• [AIM OF THE TASK]
Can you transcribe every entry word for word, skipping the images?

• [DATA LINES]
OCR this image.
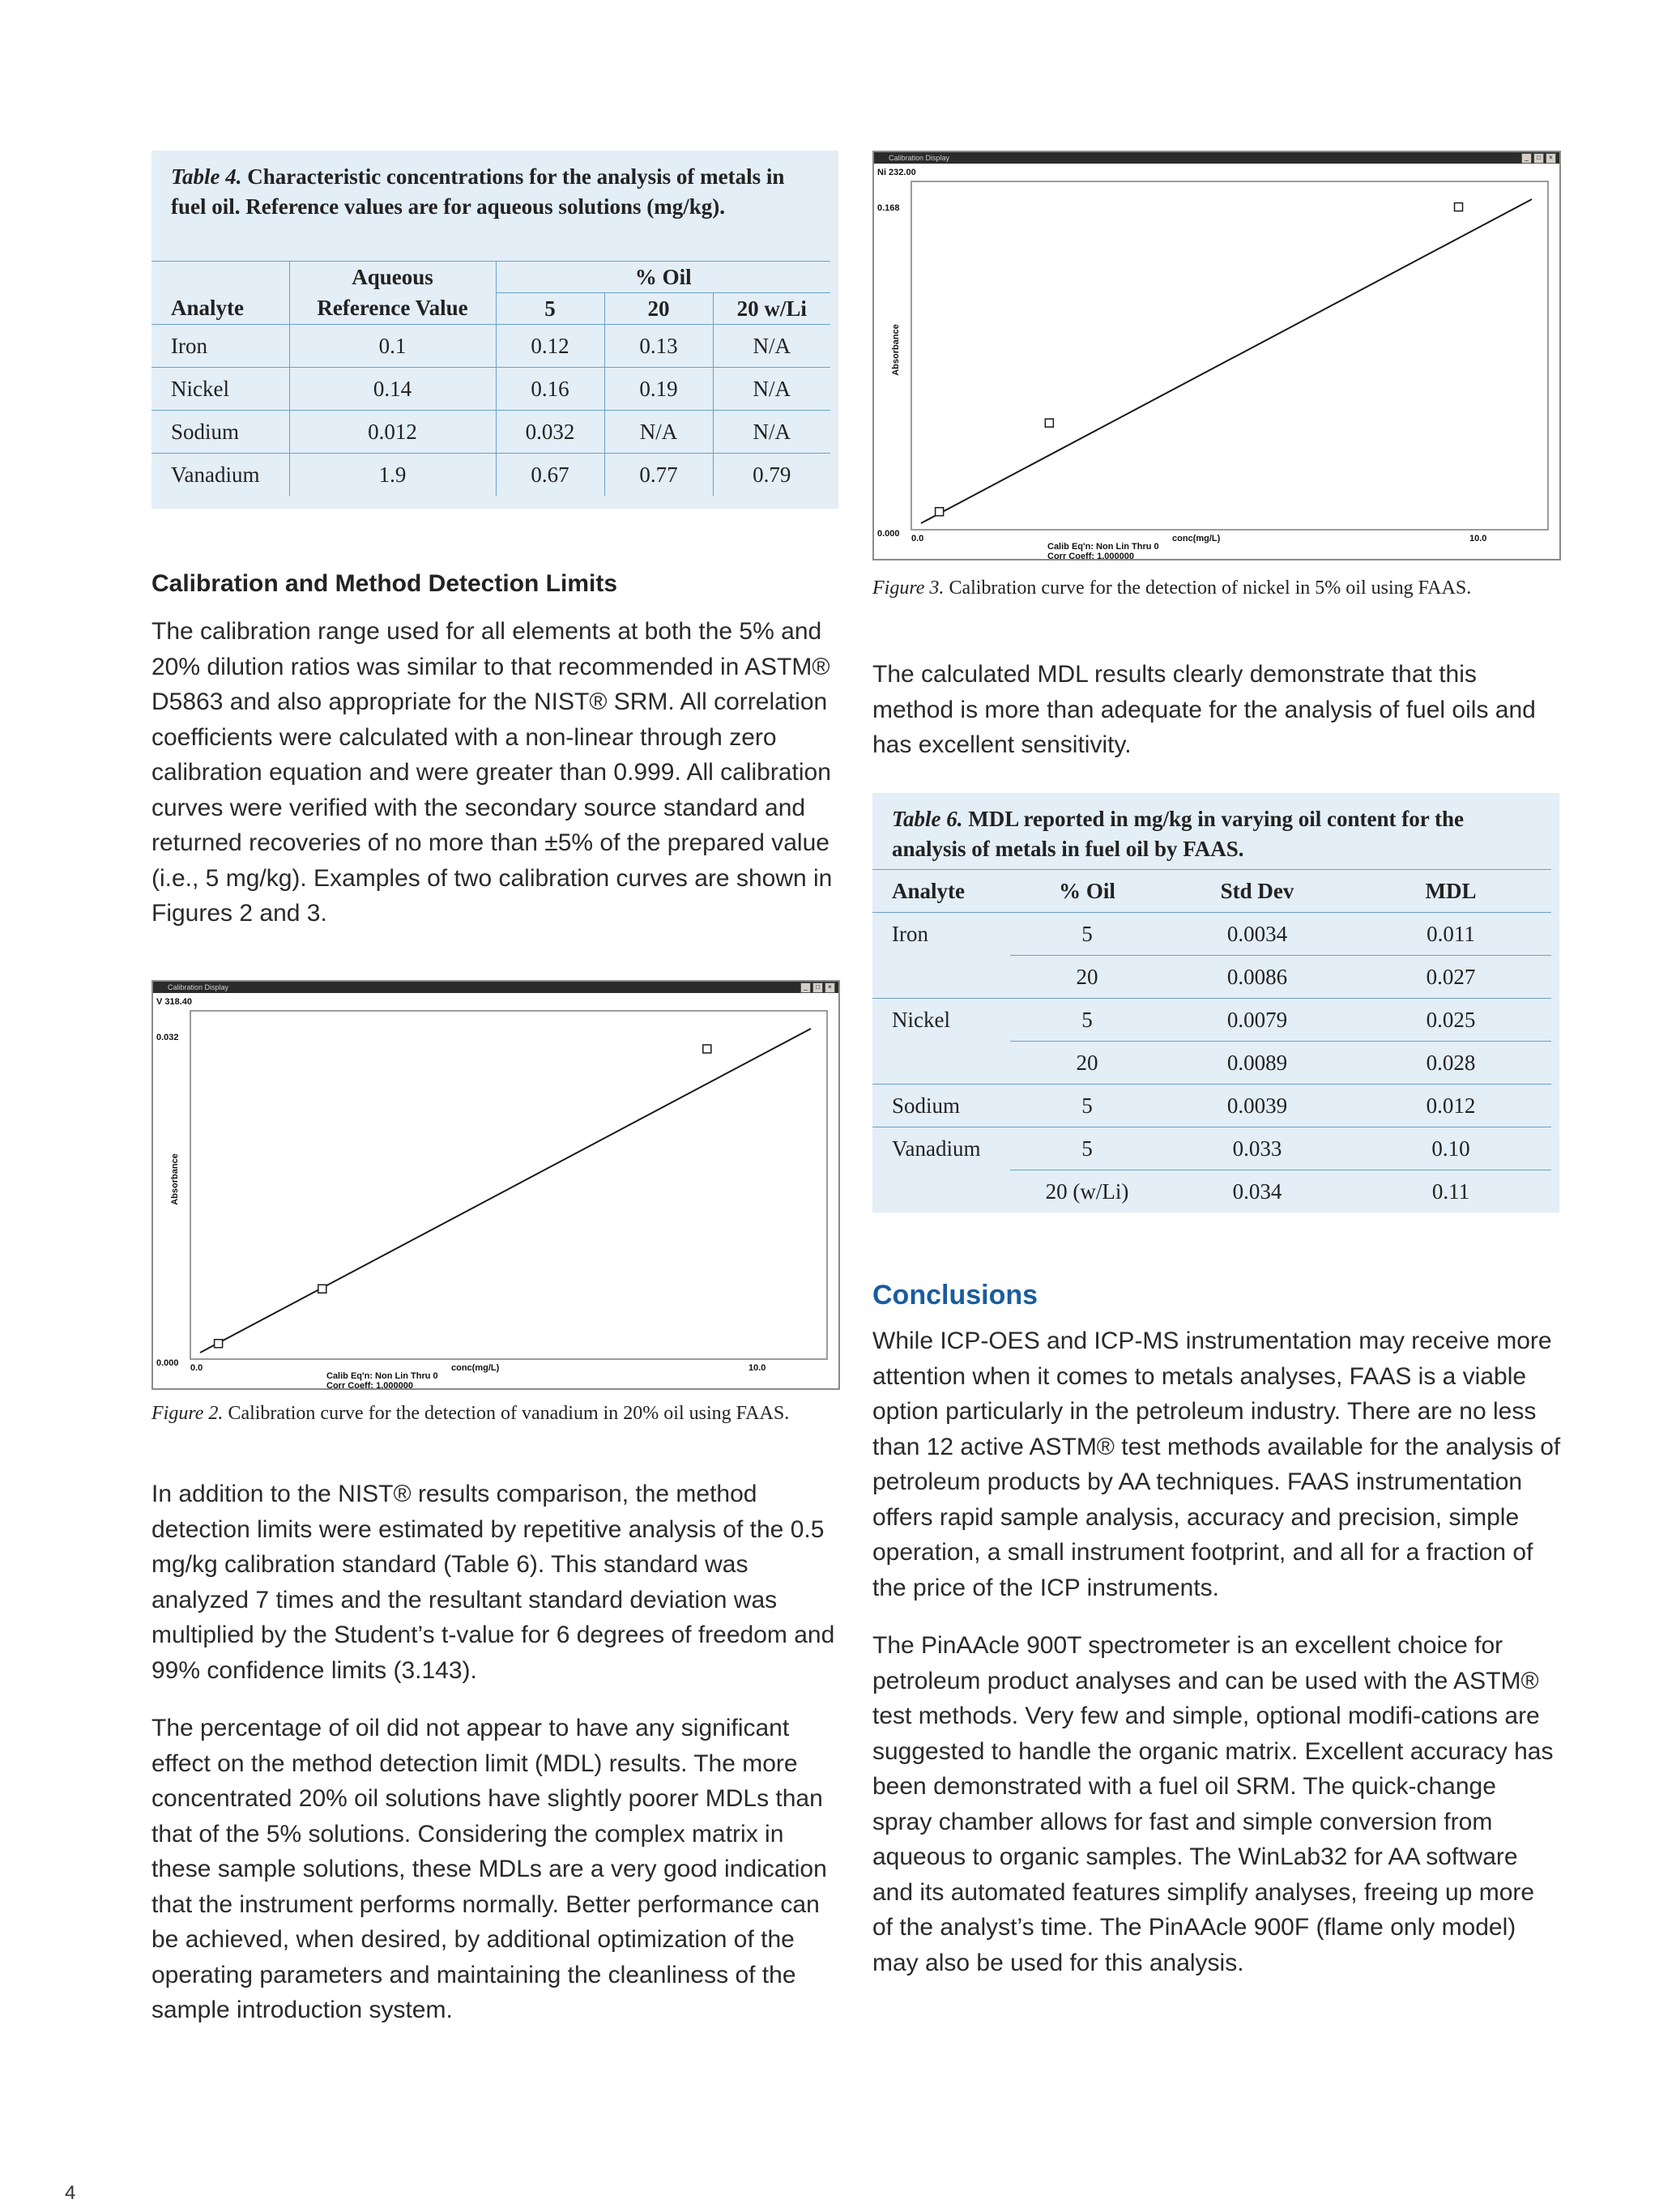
Table 4. Characteristic concentrations for the analysis of metals in fuel oil. Reference values are for aqueous solutions (mg/kg).
	Aqueous	% Oil		
Analyte	Reference Value	5	20	20 w/Li
Iron	0.1	0.12	0.13	N/A
Nickel	0.14	0.16	0.19	N/A
Sodium	0.012	0.032	N/A	N/A
Vanadium	1.9	0.67	0.77	0.79
Calibration and Method Detection Limits

The calibration range used for all elements at both the 5% and 20% dilution ratios was similar to that recommended in ASTM® D5863 and also appropriate for the NIST® SRM. All correlation coefficients were calculated with a non-linear through zero calibration equation and were greater than 0.999. All calibration curves were verified with the secondary source standard and returned recoveries of no more than ±5% of the prepared value (i.e., 5 mg/kg). Examples of two calibration curves are shown in Figures 2 and 3.

Calibration Display	_	□	×
V 318.40
0.032
0.000
Absorbance
0.0	conc(mg/L)	10.0
Calib Eq'n: Non Lin Thru 0
Corr Coeff: 1.000000
Figure 2. Calibration curve for the detection of vanadium in 20% oil using FAAS.

In addition to the NIST® results comparison, the method detection limits were estimated by repetitive analysis of the 0.5 mg/kg calibration standard (Table 6). This standard was analyzed 7 times and the resultant standard deviation was multiplied by the Student’s t-value for 6 degrees of freedom and 99% confidence limits (3.143).

The percentage of oil did not appear to have any significant effect on the method detection limit (MDL) results. The more concentrated 20% oil solutions have slightly poorer MDLs than that of the 5% solutions. Considering the complex matrix in these sample solutions, these MDLs are a very good indication that the instrument performs normally. Better performance can be achieved, when desired, by additional optimization of the operating parameters and maintaining the cleanliness of the sample introduction system.

Calibration Display	_	□	×
Ni 232.00
0.168
0.000
Absorbance
0.0	conc(mg/L)	10.0
Calib Eq'n: Non Lin Thru 0
Corr Coeff: 1.000000
Figure 3. Calibration curve for the detection of nickel in 5% oil using FAAS.

The calculated MDL results clearly demonstrate that this method is more than adequate for the analysis of fuel oils and has excellent sensitivity.

Table 6. MDL reported in mg/kg in varying oil content for the analysis of metals in fuel oil by FAAS.
Analyte	% Oil	Std Dev	MDL
Iron	5	0.0034	0.011
	20	0.0086	0.027
Nickel	5	0.0079	0.025
	20	0.0089	0.028
Sodium	5	0.0039	0.012
Vanadium	5	0.033	0.10
	20 (w/Li)	0.034	0.11
Conclusions

While ICP-OES and ICP-MS instrumentation may receive more attention when it comes to metals analyses, FAAS is a viable option particularly in the petroleum industry. There are no less than 12 active ASTM® test methods available for the analysis of petroleum products by AA techniques. FAAS instrumentation offers rapid sample analysis, accuracy and precision, simple operation, a small instrument footprint, and all for a fraction of the price of the ICP instruments.

The PinAAcle 900T spectrometer is an excellent choice for petroleum product analyses and can be used with the ASTM® test methods. Very few and simple, optional modifi-cations are suggested to handle the organic matrix. Excellent accuracy has been demonstrated with a fuel oil SRM. The quick-change spray chamber allows for fast and simple conversion from aqueous to organic samples. The WinLab32 for AA software and its automated features simplify analyses, freeing up more of the analyst’s time. The PinAAcle 900F (flame only model) may also be used for this analysis.

4
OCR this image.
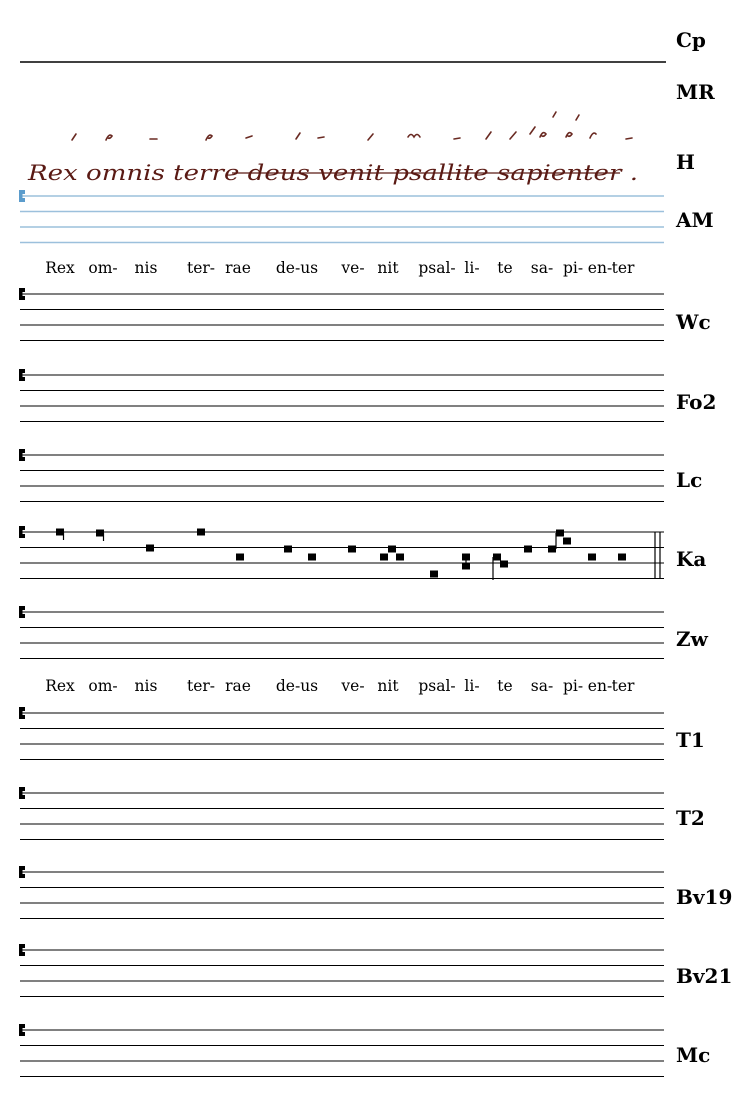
Rex omnis terre deus venit psallite sapienter .
Cp
MR
H
AM
Wc
Fo2
Lc
Ka
Zw
T1
T2
Bv19
Bv21
Mc
Rex om- nis ter- rae de-us ve- nit psal- li- te sa- pi- en- ter
Rex om- nis ter- rae de-us ve- nit psal- li- te sa- pi- en- ter
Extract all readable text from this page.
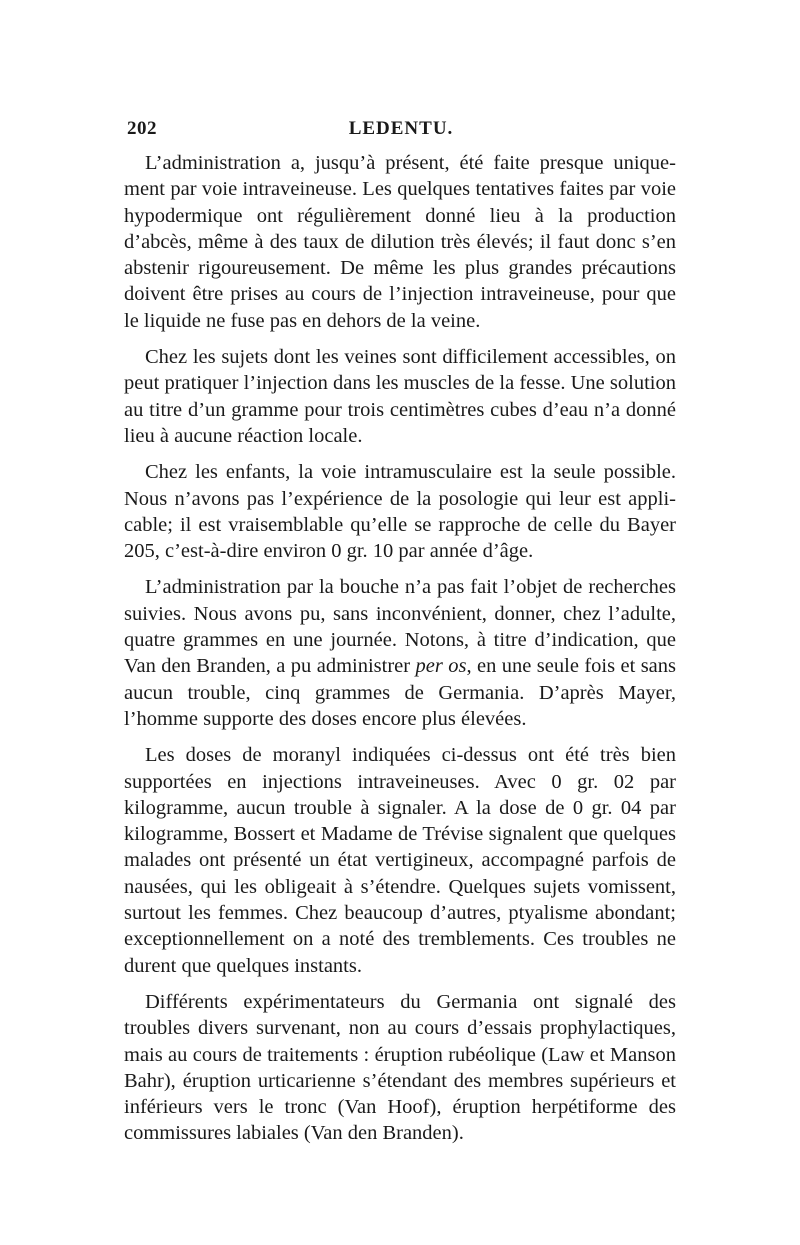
202	LEDENTU.

L’administration a, jusqu’à présent, été faite presque uniquement par voie intraveineuse. Les quelques tentatives faites par voie hypodermique ont régulièrement donné lieu à la production d’abcès, même à des taux de dilution très élevés; il faut donc s’en abstenir rigoureusement. De même les plus grandes précautions doivent être prises au cours de l’injection intraveineuse, pour que le liquide ne fuse pas en dehors de la veine.

Chez les sujets dont les veines sont difficilement accessibles, on peut pratiquer l’injection dans les muscles de la fesse. Une solution au titre d’un gramme pour trois centimètres cubes d’eau n’a donné lieu à aucune réaction locale.

Chez les enfants, la voie intramusculaire est la seule possible. Nous n’avons pas l’expérience de la posologie qui leur est applicable; il est vraisemblable qu’elle se rapproche de celle du Bayer 205, c’est-à-dire environ 0 gr. 10 par année d’âge.

L’administration par la bouche n’a pas fait l’objet de recherches suivies. Nous avons pu, sans inconvénient, donner, chez l’adulte, quatre grammes en une journée. Notons, à titre d’indication, que Van den Branden, a pu administrer per os, en une seule fois et sans aucun trouble, cinq grammes de Germania. D’après Mayer, l’homme supporte des doses encore plus élevées.

Les doses de moranyl indiquées ci-dessus ont été très bien supportées en injections intraveineuses. Avec 0 gr. 02 par kilogramme, aucun trouble à signaler. A la dose de 0 gr. 04 par kilogramme, Bossert et Madame de Trévise signalent que quelques malades ont présenté un état vertigineux, accompagné parfois de nausées, qui les obligeait à s’étendre. Quelques sujets vomissent, surtout les femmes. Chez beaucoup d’autres, ptyalisme abondant; exceptionnellement on a noté des tremblements. Ces troubles ne durent que quelques instants.

Différents expérimentateurs du Germania ont signalé des troubles divers survenant, non au cours d’essais prophylactiques, mais au cours de traitements : éruption rubéolique (Law et Manson Bahr), éruption urticarienne s’étendant des membres supérieurs et inférieurs vers le tronc (Van Hoof), éruption herpétiforme des commissures labiales (Van den Branden).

• [SOLUTION FOR THIS PROBLEM]
OCR this image.
Table 4. Characteristic concentrations for the analysis of metals in fuel oil. Reference values are for aqueous solutions (mg/kg).
	Aqueous	% Oil		
Analyte	Reference Value	5	20	20 w/Li
Iron	0.1	0.12	0.13	N/A
Nickel	0.14	0.16	0.19	N/A
Sodium	0.012	0.032	N/A	N/A
Vanadium	1.9	0.67	0.77	0.79
Calibration and Method Detection Limits

The calibration range used for all elements at both the 5% and 20% dilution ratios was similar to that recommended in ASTM® D5863 and also appropriate for the NIST® SRM. All correlation coefficients were calculated with a non-linear through zero calibration equation and were greater than 0.999. All calibration curves were verified with the secondary source standard and returned recoveries of no more than ±5% of the prepared value (i.e., 5 mg/kg). Examples of two calibration curves are shown in Figures 2 and 3.

Calibration Display	_	□	×
V 318.40
0.032
0.000
Absorbance
0.0	conc(mg/L)	10.0
Calib Eq'n: Non Lin Thru 0
Corr Coeff: 1.000000
Figure 2. Calibration curve for the detection of vanadium in 20% oil using FAAS.

In addition to the NIST® results comparison, the method detection limits were estimated by repetitive analysis of the 0.5 mg/kg calibration standard (Table 6). This standard was analyzed 7 times and the resultant standard deviation was multiplied by the Student’s t-value for 6 degrees of freedom and 99% confidence limits (3.143).

The percentage of oil did not appear to have any significant effect on the method detection limit (MDL) results. The more concentrated 20% oil solutions have slightly poorer MDLs than that of the 5% solutions. Considering the complex matrix in these sample solutions, these MDLs are a very good indication that the instrument performs normally. Better performance can be achieved, when desired, by additional optimization of the operating parameters and maintaining the cleanliness of the sample introduction system.

Calibration Display	_	□	×
Ni 232.00
0.168
0.000
Absorbance
0.0	conc(mg/L)	10.0
Calib Eq'n: Non Lin Thru 0
Corr Coeff: 1.000000
Figure 3. Calibration curve for the detection of nickel in 5% oil using FAAS.

The calculated MDL results clearly demonstrate that this method is more than adequate for the analysis of fuel oils and has excellent sensitivity.

Table 6. MDL reported in mg/kg in varying oil content for the analysis of metals in fuel oil by FAAS.
Analyte	% Oil	Std Dev	MDL
Iron	5	0.0034	0.011
	20	0.0086	0.027
Nickel	5	0.0079	0.025
	20	0.0089	0.028
Sodium	5	0.0039	0.012
Vanadium	5	0.033	0.10
	20 (w/Li)	0.034	0.11
Conclusions

While ICP-OES and ICP-MS instrumentation may receive more attention when it comes to metals analyses, FAAS is a viable option particularly in the petroleum industry. There are no less than 12 active ASTM® test methods available for the analysis of petroleum products by AA techniques. FAAS instrumentation offers rapid sample analysis, accuracy and precision, simple operation, a small instrument footprint, and all for a fraction of the price of the ICP instruments.

The PinAAcle 900T spectrometer is an excellent choice for petroleum product analyses and can be used with the ASTM® test methods. Very few and simple, optional modifi-cations are suggested to handle the organic matrix. Excellent accuracy has been demonstrated with a fuel oil SRM. The quick-change spray chamber allows for fast and simple conversion from aqueous to organic samples. The WinLab32 for AA software and its automated features simplify analyses, freeing up more of the analyst’s time. The PinAAcle 900F (flame only model) may also be used for this analysis.

4
OCR this image.
Rex omnis terre deus venit psallite sapienter .
Cp
MR
H
AM
Wc
Fo2
Lc
Ka
Zw
T1
T2
Bv19
Bv21
Mc
Rex om- nis ter- rae de-us ve- nit psal- li- te sa- pi- en- ter
Rex om- nis ter- rae de-us ve- nit psal- li- te sa- pi- en- ter
Extract all readable text from this page.
202	LEDENTU.

L’administration a, jusqu’à présent, été faite presque uniquement par voie intraveineuse. Les quelques tentatives faites par voie hypodermique ont régulièrement donné lieu à la production d’abcès, même à des taux de dilution très élevés; il faut donc s’en abstenir rigoureusement. De même les plus grandes précautions doivent être prises au cours de l’injection intraveineuse, pour que le liquide ne fuse pas en dehors de la veine.

Chez les sujets dont les veines sont difficilement accessibles, on peut pratiquer l’injection dans les muscles de la fesse. Une solution au titre d’un gramme pour trois centimètres cubes d’eau n’a donné lieu à aucune réaction locale.

Chez les enfants, la voie intramusculaire est la seule possible. Nous n’avons pas l’expérience de la posologie qui leur est applicable; il est vraisemblable qu’elle se rapproche de celle du Bayer 205, c’est-à-dire environ 0 gr. 10 par année d’âge.

L’administration par la bouche n’a pas fait l’objet de recherches suivies. Nous avons pu, sans inconvénient, donner, chez l’adulte, quatre grammes en une journée. Notons, à titre d’indication, que Van den Branden, a pu administrer per os, en une seule fois et sans aucun trouble, cinq grammes de Germania. D’après Mayer, l’homme supporte des doses encore plus élevées.

Les doses de moranyl indiquées ci-dessus ont été très bien supportées en injections intraveineuses. Avec 0 gr. 02 par kilogramme, aucun trouble à signaler. A la dose de 0 gr. 04 par kilogramme, Bossert et Madame de Trévise signalent que quelques malades ont présenté un état vertigineux, accompagné parfois de nausées, qui les obligeait à s’étendre. Quelques sujets vomissent, surtout les femmes. Chez beaucoup d’autres, ptyalisme abondant; exceptionnellement on a noté des tremblements. Ces troubles ne durent que quelques instants.

Différents expérimentateurs du Germania ont signalé des troubles divers survenant, non au cours d’essais prophylactiques, mais au cours de traitements : éruption rubéolique (Law et Manson Bahr), éruption urticarienne s’étendant des membres supérieurs et inférieurs vers le tronc (Van Hoof), éruption herpétiforme des commissures labiales (Van den Branden).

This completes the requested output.